**TASK GOAL**
Tell how many lines in these records contain the string "Fiancé", with only the number as the reply.

══ DATA SUPPLIED

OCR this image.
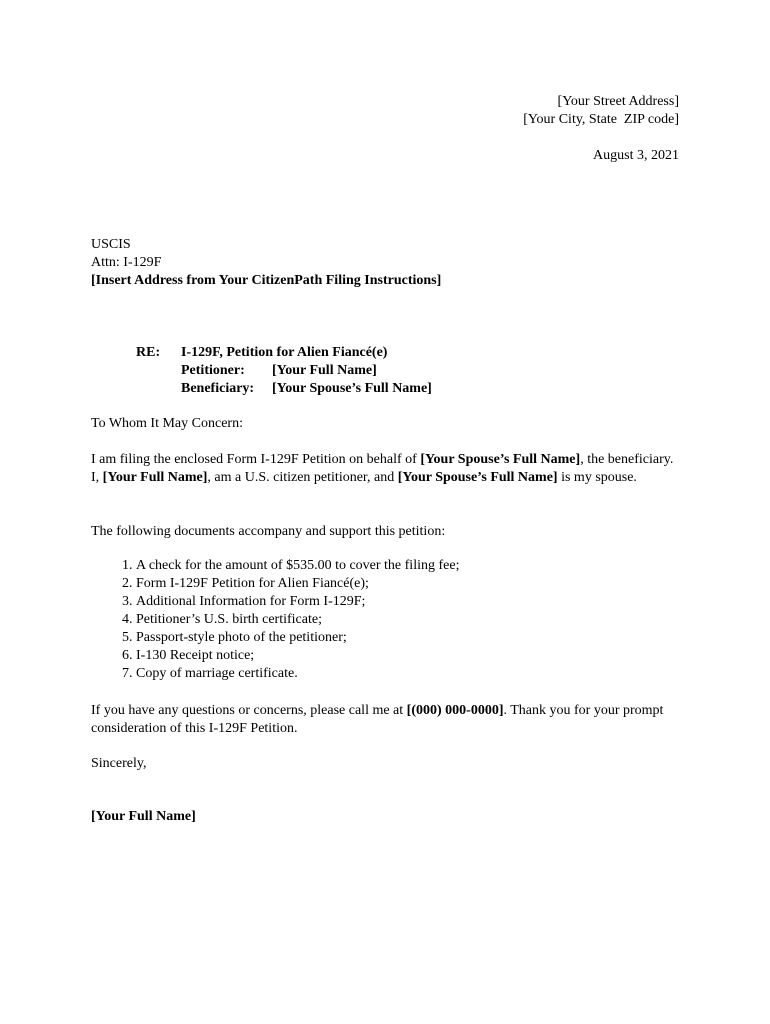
[Your Street Address]
[Your City, State  ZIP code]
August 3, 2021
USCIS
Attn: I-129F
[Insert Address from Your CitizenPath Filing Instructions]
RE:	I-129F, Petition for Alien Fiancé(e)
Petitioner:	[Your Full Name]
Beneficiary:	[Your Spouse’s Full Name]
To Whom It May Concern:
I am filing the enclosed Form I-129F Petition on behalf of [Your Spouse’s Full Name], the beneficiary. I, [Your Full Name], am a U.S. citizen petitioner, and [Your Spouse’s Full Name] is my spouse.
The following documents accompany and support this petition:
1. A check for the amount of $535.00 to cover the filing fee;
2. Form I-129F Petition for Alien Fiancé(e);
3. Additional Information for Form I-129F;
4. Petitioner’s U.S. birth certificate;
5. Passport-style photo of the petitioner;
6. I-130 Receipt notice;
7. Copy of marriage certificate.
If you have any questions or concerns, please call me at [(000) 000-0000]. Thank you for your prompt consideration of this I-129F Petition.
Sincerely,
[Your Full Name]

════

**REPLY**
2